Records shown
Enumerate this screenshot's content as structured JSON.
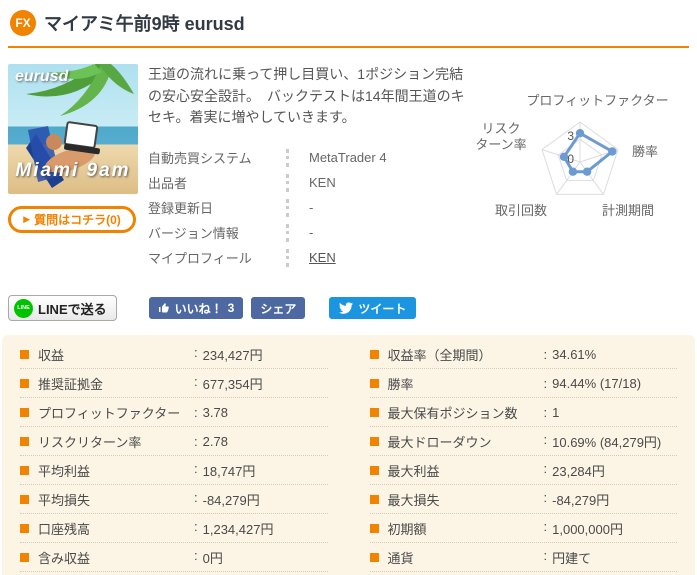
{
  "colors": {
    "accent": "#f08300",
    "panel_bg": "#fcf5e6",
    "radar_blue": "#6c9bd2",
    "facebook_blue": "#4e69a2",
    "twitter_blue": "#1b95e0",
    "line_green": "#00c300",
    "row_divider": "#d5c9b2"
  },
  "header": {
    "badge_text": "FX",
    "title": "マイアミ午前9時 eurusd"
  },
  "product": {
    "image_text_top": "eurusd",
    "image_text_bottom": "Miami 9am",
    "question_button_arrow": "▶",
    "question_button_label": "質問はコチラ(0)"
  },
  "description": "王道の流れに乗って押し目買い、1ポジション完結の安心安全設計。　バックテストは14年間王道のキセキ。着実に増やしていきます。",
  "details": {
    "rows": [
      {
        "label": "自動売買システム",
        "value": "MetaTrader 4"
      },
      {
        "label": "出品者",
        "value": "KEN"
      },
      {
        "label": "登録更新日",
        "value": "-"
      },
      {
        "label": "バージョン情報",
        "value": "-"
      },
      {
        "label": "マイプロフィール",
        "value": "KEN"
      }
    ]
  },
  "chart_data": {
    "type": "radar",
    "axes": [
      "プロフィットファクター",
      "勝率",
      "計測期間",
      "取引回数",
      "リスク\nターン率"
    ],
    "normalized_values": [
      0.72,
      0.85,
      0.3,
      0.3,
      0.42
    ],
    "scale": {
      "ticks": [
        {
          "label": "3",
          "fraction": 0.57
        },
        {
          "label": "0",
          "fraction": 0
        }
      ]
    },
    "grid": true,
    "series_color": "#6c9bd2"
  },
  "social": {
    "line_icon_text": "LINE",
    "line_label": "LINEで送る",
    "like_label": "いいね！",
    "like_count": "3",
    "share_label": "シェア",
    "tweet_label": "ツイート"
  },
  "stats": {
    "colon": ":",
    "left": [
      {
        "label": "収益",
        "value": "234,427円"
      },
      {
        "label": "推奨証拠金",
        "value": "677,354円"
      },
      {
        "label": "プロフィットファクター",
        "value": "3.78"
      },
      {
        "label": "リスクリターン率",
        "value": "2.78"
      },
      {
        "label": "平均利益",
        "value": "18,747円"
      },
      {
        "label": "平均損失",
        "value": "-84,279円"
      },
      {
        "label": "口座残高",
        "value": "1,234,427円"
      },
      {
        "label": "含み収益",
        "value": "0円"
      }
    ],
    "right": [
      {
        "label": "収益率（全期間）",
        "value": "34.61%"
      },
      {
        "label": "勝率",
        "value": "94.44% (17/18)"
      },
      {
        "label": "最大保有ポジション数",
        "value": "1"
      },
      {
        "label": "最大ドローダウン",
        "value": "10.69% (84,279円)"
      },
      {
        "label": "最大利益",
        "value": "23,284円"
      },
      {
        "label": "最大損失",
        "value": "-84,279円"
      },
      {
        "label": "初期額",
        "value": "1,000,000円"
      },
      {
        "label": "通貨",
        "value": "円建て"
      }
    ]
  }
}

Exercise brief
Your copy should repeat each entry above exactly but contain no pictures.

Written response
Enumerate this screenshot's content as structured JSON.
{
  "colors": {
    "accent": "#f08300",
    "panel_bg": "#fcf5e6",
    "radar_blue": "#6c9bd2",
    "facebook_blue": "#4e69a2",
    "twitter_blue": "#1b95e0",
    "line_green": "#00c300",
    "row_divider": "#d5c9b2"
  },
  "header": {
    "badge_text": "FX",
    "title": "マイアミ午前9時 eurusd"
  },
  "product": {
    "image_text_top": "eurusd",
    "image_text_bottom": "Miami 9am",
    "question_button_arrow": "▶",
    "question_button_label": "質問はコチラ(0)"
  },
  "description": "王道の流れに乗って押し目買い、1ポジション完結の安心安全設計。　バックテストは14年間王道のキセキ。着実に増やしていきます。",
  "details": {
    "rows": [
      {
        "label": "自動売買システム",
        "value": "MetaTrader 4"
      },
      {
        "label": "出品者",
        "value": "KEN"
      },
      {
        "label": "登録更新日",
        "value": "-"
      },
      {
        "label": "バージョン情報",
        "value": "-"
      },
      {
        "label": "マイプロフィール",
        "value": "KEN"
      }
    ]
  },
  "chart_data": {
    "type": "radar",
    "axes": [
      "プロフィットファクター",
      "勝率",
      "計測期間",
      "取引回数",
      "リスク\nターン率"
    ],
    "normalized_values": [
      0.72,
      0.85,
      0.3,
      0.3,
      0.42
    ],
    "scale": {
      "ticks": [
        {
          "label": "3",
          "fraction": 0.57
        },
        {
          "label": "0",
          "fraction": 0
        }
      ]
    },
    "grid": true,
    "series_color": "#6c9bd2"
  },
  "social": {
    "line_icon_text": "LINE",
    "line_label": "LINEで送る",
    "like_label": "いいね！",
    "like_count": "3",
    "share_label": "シェア",
    "tweet_label": "ツイート"
  },
  "stats": {
    "colon": ":",
    "left": [
      {
        "label": "収益",
        "value": "234,427円"
      },
      {
        "label": "推奨証拠金",
        "value": "677,354円"
      },
      {
        "label": "プロフィットファクター",
        "value": "3.78"
      },
      {
        "label": "リスクリターン率",
        "value": "2.78"
      },
      {
        "label": "平均利益",
        "value": "18,747円"
      },
      {
        "label": "平均損失",
        "value": "-84,279円"
      },
      {
        "label": "口座残高",
        "value": "1,234,427円"
      },
      {
        "label": "含み収益",
        "value": "0円"
      }
    ],
    "right": [
      {
        "label": "収益率（全期間）",
        "value": "34.61%"
      },
      {
        "label": "勝率",
        "value": "94.44% (17/18)"
      },
      {
        "label": "最大保有ポジション数",
        "value": "1"
      },
      {
        "label": "最大ドローダウン",
        "value": "10.69% (84,279円)"
      },
      {
        "label": "最大利益",
        "value": "23,284円"
      },
      {
        "label": "最大損失",
        "value": "-84,279円"
      },
      {
        "label": "初期額",
        "value": "1,000,000円"
      },
      {
        "label": "通貨",
        "value": "円建て"
      }
    ]
  }
}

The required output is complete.